YOUR TASK =>
Look through the material below. Copy every line with the string "Fuentes" in it.

═════ MATERIAL PROVIDED

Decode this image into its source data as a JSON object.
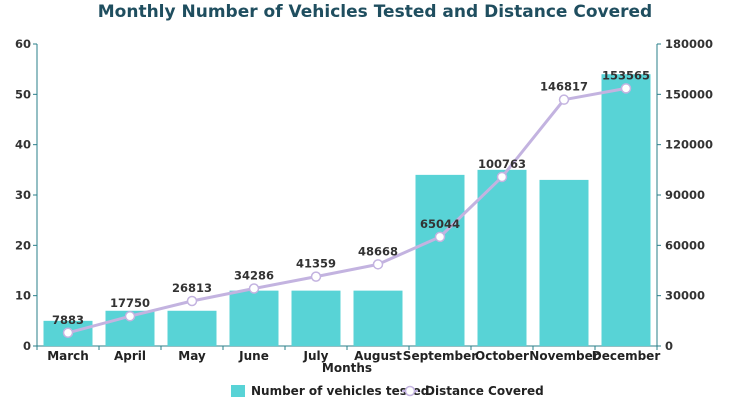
{
  "chart_data": {
    "type": "bar",
    "title": "Monthly Number of Vehicles Tested and Distance Covered",
    "xlabel": "Months",
    "categories": [
      "March",
      "April",
      "May",
      "June",
      "July",
      "August",
      "September",
      "October",
      "November",
      "December"
    ],
    "series": [
      {
        "name": "Number of vehicles tested",
        "type": "bar",
        "axis": "left",
        "color": "#58d3d6",
        "values": [
          5,
          7,
          7,
          11,
          11,
          11,
          34,
          35,
          33,
          54
        ]
      },
      {
        "name": "Distance Covered",
        "type": "line",
        "axis": "right",
        "color": "#c3b3e0",
        "values": [
          7883,
          17750,
          26813,
          34286,
          41359,
          48668,
          65044,
          100763,
          146817,
          153565
        ],
        "data_labels": [
          "7883",
          "17750",
          "26813",
          "34286",
          "41359",
          "48668",
          "65044",
          "100763",
          "146817",
          "153565"
        ]
      }
    ],
    "y_left": {
      "min": 0,
      "max": 60,
      "ticks": [
        0,
        10,
        20,
        30,
        40,
        50,
        60
      ]
    },
    "y_right": {
      "min": 0,
      "max": 180000,
      "ticks": [
        0,
        30000,
        60000,
        90000,
        120000,
        150000,
        180000
      ]
    },
    "legend": {
      "placement": "bottom"
    },
    "grid": false,
    "axis_color": "#2a7f8a"
  }
}
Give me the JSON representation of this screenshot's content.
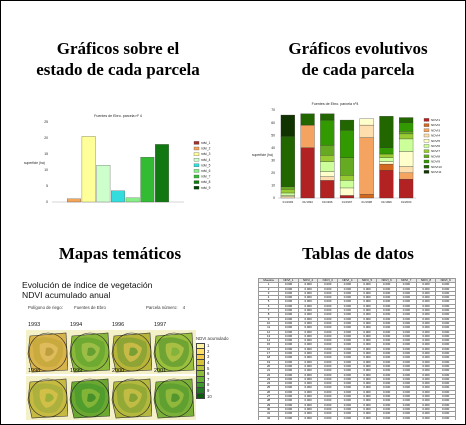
{
  "titles": {
    "q1_line1": "Gráficos sobre el",
    "q1_line2": "estado de cada parcela",
    "q2_line1": "Gráficos evolutivos",
    "q2_line2": "de cada parcela",
    "q3": "Mapas temáticos",
    "q4": "Tablas de datos"
  },
  "colors": {
    "frame": "#000000"
  },
  "chart_data": [
    {
      "type": "bar",
      "title": "Fuentes de Ebro. parcela nº 4",
      "ylabel": "superficie (ha)",
      "ylim": [
        0,
        25
      ],
      "yticks": [
        "25",
        "20",
        "15",
        "10",
        "5",
        "0"
      ],
      "categories": [
        "ndvi_1",
        "ndvi_2",
        "ndvi_3",
        "ndvi_4",
        "ndvi_5",
        "ndvi_6",
        "ndvi_7",
        "ndvi_8",
        "ndvi_9"
      ],
      "values": [
        0,
        1,
        20.5,
        11.5,
        3.5,
        1.3,
        14,
        18,
        0
      ],
      "colors": [
        "#a0302a",
        "#f3a55a",
        "#ffff99",
        "#ccffcc",
        "#33dddd",
        "#88ee88",
        "#33bb33",
        "#117711",
        "#004400"
      ]
    },
    {
      "type": "bar",
      "stacked": true,
      "title": "Fuentes de Ebro. parcela nº4",
      "ylabel": "superficie (ha)",
      "ylim": [
        0,
        70
      ],
      "yticks": [
        "70",
        "60",
        "50",
        "40",
        "30",
        "20",
        "10",
        "0"
      ],
      "categories": [
        "01/1993",
        "01/1994",
        "01/1996",
        "01/1997",
        "01/1998",
        "01/1999",
        "01/2000"
      ],
      "series": [
        {
          "name": "NDVI1",
          "color": "#b22222",
          "values": [
            0,
            40,
            14,
            2,
            0,
            22,
            15
          ]
        },
        {
          "name": "NDVI2",
          "color": "#d2691e",
          "values": [
            0,
            0,
            0,
            0,
            3,
            5,
            0
          ]
        },
        {
          "name": "NDVI3",
          "color": "#f4a460",
          "values": [
            0,
            18,
            0,
            0,
            45,
            0,
            5
          ]
        },
        {
          "name": "NDVI4",
          "color": "#ffdead",
          "values": [
            1,
            0,
            3,
            0,
            10,
            0,
            5
          ]
        },
        {
          "name": "NDVI5",
          "color": "#ffffcc",
          "values": [
            1,
            0,
            4,
            6,
            5,
            2,
            12
          ]
        },
        {
          "name": "NDVI6",
          "color": "#ccff99",
          "values": [
            2,
            0,
            8,
            6,
            0,
            3,
            10
          ]
        },
        {
          "name": "NDVI7",
          "color": "#99cc33",
          "values": [
            3,
            0,
            5,
            4,
            0,
            3,
            4
          ]
        },
        {
          "name": "NDVI8",
          "color": "#66aa22",
          "values": [
            2,
            0,
            8,
            14,
            0,
            0,
            2
          ]
        },
        {
          "name": "NDVI9",
          "color": "#339900",
          "values": [
            0,
            0,
            20,
            22,
            0,
            5,
            7
          ]
        },
        {
          "name": "NDVI10",
          "color": "#226600",
          "values": [
            40,
            9,
            5,
            8,
            0,
            25,
            4
          ]
        },
        {
          "name": "NDVI11",
          "color": "#113300",
          "values": [
            17,
            0,
            0,
            0,
            0,
            0,
            0
          ]
        }
      ]
    }
  ],
  "map": {
    "title": "Evolución de índice de vegetación NDVI acumulado anual",
    "poligono": "Polígono de riego",
    "poligono_val": "Fuentes de Ebro",
    "parcela": "Parcela número",
    "parcela_val": "4",
    "years": [
      "1993",
      "1994",
      "1996",
      "1997",
      "1998",
      "1999",
      "2000",
      "2001"
    ],
    "legend_title": "NDVI acumulado",
    "legend_items": [
      "1",
      "2",
      "3",
      "4",
      "5",
      "6",
      "7",
      "8",
      "9",
      "10"
    ],
    "legend_colors": [
      "#fff3a0",
      "#ffe066",
      "#f3c94a",
      "#d8c43a",
      "#b8c43a",
      "#8fbf3a",
      "#66b133",
      "#3e9a2a",
      "#1f7a1f",
      "#0b5a10"
    ],
    "tile_colors": [
      [
        "#d8b24a",
        "#c8a83e",
        "#e2c060",
        "#b89a3a"
      ],
      [
        "#8ab83a",
        "#6aa832",
        "#a6c24a",
        "#5c9a2e"
      ],
      [
        "#b8b43a",
        "#8aa234",
        "#d2be4a",
        "#6a9a30"
      ],
      [
        "#9ac03e",
        "#6aa032",
        "#b4c446",
        "#7db038"
      ],
      [
        "#c6ba42",
        "#a8b03e",
        "#d8c24a",
        "#92ae36"
      ],
      [
        "#6aa832",
        "#4e9a2c",
        "#8ab83a",
        "#3e8a28"
      ],
      [
        "#b4b83e",
        "#8ea834",
        "#c8c046",
        "#7a9e30"
      ],
      [
        "#7ab038",
        "#5c9e30",
        "#98bc3e",
        "#4a8e2a"
      ]
    ],
    "scale_label": "metros",
    "scale_ticks": [
      "200",
      "0",
      "200",
      "400"
    ]
  },
  "table": {
    "headers": [
      "Muestra",
      "NDVI_1",
      "NDVI_2",
      "NDVI_3",
      "NDVI_4",
      "NDVI_5",
      "NDVI_6",
      "NDVI_7",
      "NDVI_8",
      "NDVI_9"
    ],
    "rows": [
      [
        "1",
        "0.000",
        "0.000",
        "0.000",
        "0.000",
        "0.000",
        "0.000",
        "0.000",
        "0.000",
        "0.000"
      ],
      [
        "2",
        "0.000",
        "0.000",
        "0.000",
        "0.000",
        "0.000",
        "0.000",
        "0.000",
        "0.000",
        "0.000"
      ],
      [
        "3",
        "0.000",
        "0.000",
        "0.000",
        "0.000",
        "0.000",
        "0.000",
        "0.000",
        "0.000",
        "0.000"
      ],
      [
        "4",
        "0.000",
        "0.000",
        "0.000",
        "0.000",
        "0.000",
        "0.000",
        "0.000",
        "0.000",
        "0.000"
      ],
      [
        "5",
        "0.000",
        "0.000",
        "0.000",
        "0.000",
        "0.000",
        "0.000",
        "0.000",
        "0.000",
        "0.000"
      ],
      [
        "6",
        "0.000",
        "0.000",
        "0.000",
        "0.000",
        "0.000",
        "0.000",
        "0.000",
        "0.000",
        "0.000"
      ],
      [
        "7",
        "0.000",
        "0.000",
        "0.000",
        "0.000",
        "0.000",
        "0.000",
        "0.000",
        "0.000",
        "0.000"
      ],
      [
        "8",
        "0.000",
        "0.000",
        "0.000",
        "0.000",
        "0.000",
        "0.000",
        "0.000",
        "0.000",
        "0.000"
      ],
      [
        "9",
        "0.000",
        "0.000",
        "0.000",
        "0.000",
        "0.000",
        "0.000",
        "0.000",
        "0.000",
        "0.000"
      ],
      [
        "10",
        "0.000",
        "0.000",
        "0.000",
        "0.000",
        "0.000",
        "0.000",
        "0.000",
        "0.000",
        "0.000"
      ],
      [
        "11",
        "0.000",
        "0.000",
        "0.000",
        "0.000",
        "0.000",
        "0.000",
        "0.000",
        "0.000",
        "0.000"
      ],
      [
        "12",
        "0.000",
        "0.000",
        "0.000",
        "0.000",
        "0.000",
        "0.000",
        "0.000",
        "0.000",
        "0.000"
      ],
      [
        "13",
        "0.000",
        "0.000",
        "0.000",
        "0.000",
        "0.000",
        "0.000",
        "0.000",
        "0.000",
        "0.000"
      ],
      [
        "14",
        "0.000",
        "0.000",
        "0.000",
        "0.000",
        "0.000",
        "0.000",
        "0.000",
        "0.000",
        "0.000"
      ],
      [
        "15",
        "0.000",
        "0.000",
        "0.000",
        "0.000",
        "0.000",
        "0.000",
        "0.000",
        "0.000",
        "0.000"
      ],
      [
        "16",
        "0.000",
        "0.000",
        "0.000",
        "0.000",
        "0.000",
        "0.000",
        "0.000",
        "0.000",
        "0.000"
      ],
      [
        "17",
        "0.000",
        "0.000",
        "0.000",
        "0.000",
        "0.000",
        "0.000",
        "0.000",
        "0.000",
        "0.000"
      ],
      [
        "18",
        "0.000",
        "0.000",
        "0.000",
        "0.000",
        "0.000",
        "0.000",
        "0.000",
        "0.000",
        "0.000"
      ],
      [
        "19",
        "0.000",
        "0.000",
        "0.000",
        "0.000",
        "0.000",
        "0.000",
        "0.000",
        "0.000",
        "0.000"
      ],
      [
        "20",
        "0.000",
        "0.000",
        "0.000",
        "0.000",
        "0.000",
        "0.000",
        "0.000",
        "0.000",
        "0.000"
      ],
      [
        "21",
        "0.000",
        "0.000",
        "0.000",
        "0.000",
        "0.000",
        "0.000",
        "0.000",
        "0.000",
        "0.000"
      ],
      [
        "22",
        "0.000",
        "0.000",
        "0.000",
        "0.000",
        "0.000",
        "0.000",
        "0.000",
        "0.000",
        "0.000"
      ],
      [
        "23",
        "0.000",
        "0.000",
        "0.000",
        "0.000",
        "0.000",
        "0.000",
        "0.000",
        "0.000",
        "0.000"
      ],
      [
        "24",
        "0.000",
        "0.000",
        "0.000",
        "0.000",
        "0.000",
        "0.000",
        "0.000",
        "0.000",
        "0.000"
      ],
      [
        "25",
        "0.000",
        "0.000",
        "0.000",
        "0.000",
        "0.000",
        "0.000",
        "0.000",
        "0.000",
        "0.000"
      ],
      [
        "26",
        "0.000",
        "0.000",
        "0.000",
        "0.000",
        "0.000",
        "0.000",
        "0.000",
        "0.000",
        "0.000"
      ],
      [
        "27",
        "0.000",
        "0.000",
        "0.000",
        "0.000",
        "0.000",
        "0.000",
        "0.000",
        "0.000",
        "0.000"
      ],
      [
        "28",
        "0.000",
        "0.000",
        "0.000",
        "0.000",
        "0.000",
        "0.000",
        "0.000",
        "0.000",
        "0.000"
      ],
      [
        "29",
        "0.000",
        "0.000",
        "0.000",
        "0.000",
        "0.000",
        "0.000",
        "0.000",
        "0.000",
        "0.000"
      ],
      [
        "30",
        "0.000",
        "0.000",
        "0.000",
        "0.000",
        "0.000",
        "0.000",
        "0.000",
        "0.000",
        "0.000"
      ],
      [
        "31",
        "0.000",
        "0.000",
        "0.000",
        "0.000",
        "0.000",
        "0.000",
        "0.000",
        "0.000",
        "0.000"
      ],
      [
        "32",
        "0.000",
        "0.000",
        "0.000",
        "0.000",
        "0.000",
        "0.000",
        "0.000",
        "0.000",
        "0.000"
      ],
      [
        "33",
        "0.000",
        "0.000",
        "0.000",
        "0.000",
        "0.000",
        "0.000",
        "0.000",
        "0.000",
        "0.000"
      ],
      [
        "34",
        "0.000",
        "0.000",
        "0.000",
        "0.000",
        "0.000",
        "0.000",
        "0.000",
        "0.000",
        "0.000"
      ],
      [
        "35",
        "0.000",
        "0.000",
        "0.000",
        "0.000",
        "0.000",
        "0.000",
        "0.000",
        "0.000",
        "0.000"
      ],
      [
        "36",
        "0.000",
        "0.000",
        "0.000",
        "0.000",
        "0.000",
        "0.000",
        "0.000",
        "0.000",
        "0.000"
      ],
      [
        "37",
        "0.000",
        "0.000",
        "0.000",
        "0.000",
        "0.000",
        "0.000",
        "0.000",
        "0.000",
        "0.000"
      ]
    ]
  }
}
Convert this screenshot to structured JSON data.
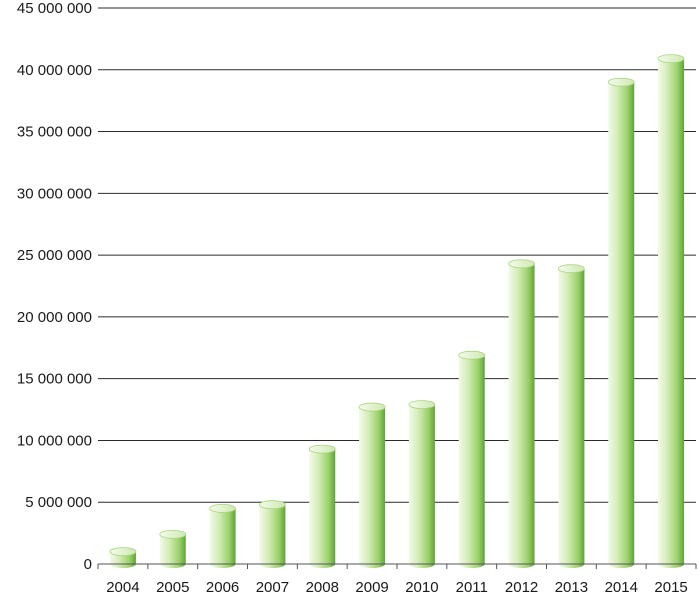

══════════

EXERCISE ANSWER =>
      "title": "Fuentes de Ebro. parcela nº 4",
      "title": "Fuentes de Ebro. parcela nº4",
    "poligono_val": "Fuentes de Ebro",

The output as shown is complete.